SET TASK
Each line that holds the word "Strain" counts once. Give the total number of such lines and nothing else.

## Start GIVEN DATA

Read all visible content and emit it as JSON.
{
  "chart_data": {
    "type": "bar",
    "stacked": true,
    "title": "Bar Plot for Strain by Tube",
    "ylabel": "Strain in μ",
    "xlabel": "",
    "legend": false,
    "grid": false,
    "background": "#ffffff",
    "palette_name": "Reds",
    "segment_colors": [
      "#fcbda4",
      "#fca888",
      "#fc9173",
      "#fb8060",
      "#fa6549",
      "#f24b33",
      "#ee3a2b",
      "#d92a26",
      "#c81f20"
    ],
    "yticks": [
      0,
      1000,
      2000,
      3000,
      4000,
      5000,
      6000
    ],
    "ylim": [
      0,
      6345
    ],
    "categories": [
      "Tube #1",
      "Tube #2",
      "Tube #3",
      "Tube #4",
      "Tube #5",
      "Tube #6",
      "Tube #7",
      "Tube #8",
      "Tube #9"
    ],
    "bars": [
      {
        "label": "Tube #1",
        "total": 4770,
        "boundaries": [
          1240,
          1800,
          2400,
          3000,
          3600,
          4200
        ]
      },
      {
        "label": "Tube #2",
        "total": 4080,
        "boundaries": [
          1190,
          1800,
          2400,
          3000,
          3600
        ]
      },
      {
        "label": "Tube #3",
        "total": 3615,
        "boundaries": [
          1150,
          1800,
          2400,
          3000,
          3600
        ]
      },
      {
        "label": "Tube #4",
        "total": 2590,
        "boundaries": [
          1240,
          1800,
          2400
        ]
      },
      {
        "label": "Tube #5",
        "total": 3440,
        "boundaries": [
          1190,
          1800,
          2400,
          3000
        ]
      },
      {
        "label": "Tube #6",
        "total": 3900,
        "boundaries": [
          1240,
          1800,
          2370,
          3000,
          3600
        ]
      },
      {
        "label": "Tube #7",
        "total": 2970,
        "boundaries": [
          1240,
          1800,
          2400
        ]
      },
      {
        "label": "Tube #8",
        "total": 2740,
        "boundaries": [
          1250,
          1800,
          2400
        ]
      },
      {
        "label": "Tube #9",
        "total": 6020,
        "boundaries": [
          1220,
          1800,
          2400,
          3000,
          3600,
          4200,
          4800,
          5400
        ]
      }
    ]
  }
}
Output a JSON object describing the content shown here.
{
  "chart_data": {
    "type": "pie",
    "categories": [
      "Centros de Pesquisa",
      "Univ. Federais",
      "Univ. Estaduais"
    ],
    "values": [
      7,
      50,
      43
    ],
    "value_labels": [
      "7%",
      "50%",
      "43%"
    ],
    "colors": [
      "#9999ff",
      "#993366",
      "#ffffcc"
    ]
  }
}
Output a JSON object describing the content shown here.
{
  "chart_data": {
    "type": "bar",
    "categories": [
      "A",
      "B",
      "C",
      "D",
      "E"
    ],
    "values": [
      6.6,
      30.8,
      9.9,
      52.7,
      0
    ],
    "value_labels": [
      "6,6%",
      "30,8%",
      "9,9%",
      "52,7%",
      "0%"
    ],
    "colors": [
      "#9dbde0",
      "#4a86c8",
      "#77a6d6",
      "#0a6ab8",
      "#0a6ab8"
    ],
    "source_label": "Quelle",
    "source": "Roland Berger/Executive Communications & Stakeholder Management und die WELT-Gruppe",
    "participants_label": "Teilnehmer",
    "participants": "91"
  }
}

## End GIVEN DATA

EXERCISE RESULT
2